[Compiti da svolgere]:
**A)** Nel brano sulle 5 Domande del Salone, riscrivi in forma più breve il paragrafo che comincia con «Fra "poco" andrò al Salone di Torino», mantenendo i fatti principali.
**B)** Secondo il brano sulle 5 Domande del Salone, in quale luogo si svolgeranno gli appuntamenti e gli incontri?

[Brano di testo]:

========

5 Domande del SalTo: Chi voglio essere?

Fra "poco" andrò al Salone di Torino, la partenza è fissata per sabato mattina; mi piacerebbe dire all'alba, ma non posso, causa cane da sistemare.

In questi giorni che precedono la partenza mi sto perdendo sempre più nella miriade di appuntamenti e incontri che avranno luogo al Lingotto durante la mia permanenza e quasi impazzisco...
Per non perdere completamente la testa mi soffermo a pensare e rispondere alle 5 Domande del Salone di quest'anno, uno spunto per noi stessi e il nostro futuro.

Parto dalla prima, nonché la più facile, mi dicono:

Chi voglio essere?

42.

E abbiamo risolto egregiamente il problema, direi, no?
Non è quasi la stessa cosa capire chi si vuole essere e scoprire la risposta alla domanda fondamentale dell'universo?
Per me è così.
A (quasi) 27 anni infatti non so ancora chi io voglia essere o chi voglia diventare.

========

[Dati forniti]:
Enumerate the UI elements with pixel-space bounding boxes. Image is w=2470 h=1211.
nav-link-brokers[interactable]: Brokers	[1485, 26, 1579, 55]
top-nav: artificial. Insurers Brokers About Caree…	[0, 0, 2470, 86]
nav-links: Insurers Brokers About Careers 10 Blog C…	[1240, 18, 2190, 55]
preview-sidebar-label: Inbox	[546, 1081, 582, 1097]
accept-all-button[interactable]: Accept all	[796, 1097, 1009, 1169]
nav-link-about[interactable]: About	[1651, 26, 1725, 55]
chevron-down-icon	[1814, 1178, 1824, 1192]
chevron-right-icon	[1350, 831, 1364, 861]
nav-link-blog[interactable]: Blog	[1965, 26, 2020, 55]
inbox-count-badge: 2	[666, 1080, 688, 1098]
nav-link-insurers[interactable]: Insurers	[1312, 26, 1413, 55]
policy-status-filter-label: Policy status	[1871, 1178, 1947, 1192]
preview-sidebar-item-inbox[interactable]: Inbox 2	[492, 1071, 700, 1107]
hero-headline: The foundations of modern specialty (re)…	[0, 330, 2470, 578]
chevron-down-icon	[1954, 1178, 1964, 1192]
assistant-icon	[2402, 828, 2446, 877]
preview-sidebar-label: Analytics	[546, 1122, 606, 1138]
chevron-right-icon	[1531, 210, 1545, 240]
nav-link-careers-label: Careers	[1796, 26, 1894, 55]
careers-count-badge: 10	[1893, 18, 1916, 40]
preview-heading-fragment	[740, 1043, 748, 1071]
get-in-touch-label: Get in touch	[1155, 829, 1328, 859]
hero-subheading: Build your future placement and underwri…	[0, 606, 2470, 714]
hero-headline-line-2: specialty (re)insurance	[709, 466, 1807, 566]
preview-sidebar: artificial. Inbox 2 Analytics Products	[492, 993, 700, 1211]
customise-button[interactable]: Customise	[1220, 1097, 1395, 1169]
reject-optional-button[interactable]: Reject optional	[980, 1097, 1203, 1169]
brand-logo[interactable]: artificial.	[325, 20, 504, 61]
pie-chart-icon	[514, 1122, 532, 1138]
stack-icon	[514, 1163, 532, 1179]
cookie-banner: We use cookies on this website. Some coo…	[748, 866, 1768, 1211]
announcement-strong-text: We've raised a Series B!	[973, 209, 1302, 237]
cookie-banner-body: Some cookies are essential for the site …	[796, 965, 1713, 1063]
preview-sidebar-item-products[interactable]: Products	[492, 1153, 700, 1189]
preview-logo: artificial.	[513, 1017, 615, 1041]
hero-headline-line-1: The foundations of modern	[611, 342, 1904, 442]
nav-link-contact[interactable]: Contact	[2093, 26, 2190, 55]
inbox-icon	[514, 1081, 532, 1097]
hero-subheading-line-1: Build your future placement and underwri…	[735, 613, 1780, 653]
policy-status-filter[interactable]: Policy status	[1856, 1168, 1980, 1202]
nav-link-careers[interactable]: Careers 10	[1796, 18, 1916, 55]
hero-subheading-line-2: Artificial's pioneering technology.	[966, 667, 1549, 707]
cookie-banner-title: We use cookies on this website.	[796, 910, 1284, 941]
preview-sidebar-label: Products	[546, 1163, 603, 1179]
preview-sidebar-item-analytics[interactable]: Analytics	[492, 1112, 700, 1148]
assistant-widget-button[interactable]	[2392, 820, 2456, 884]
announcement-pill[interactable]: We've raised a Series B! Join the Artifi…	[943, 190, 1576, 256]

========

[Soluzioni per compito]:
**A)** Partirò per il Salone di Torino sabato mattina, ma non all'alba, perché prima devo sistemare il cane.

**B)** Al Lingotto.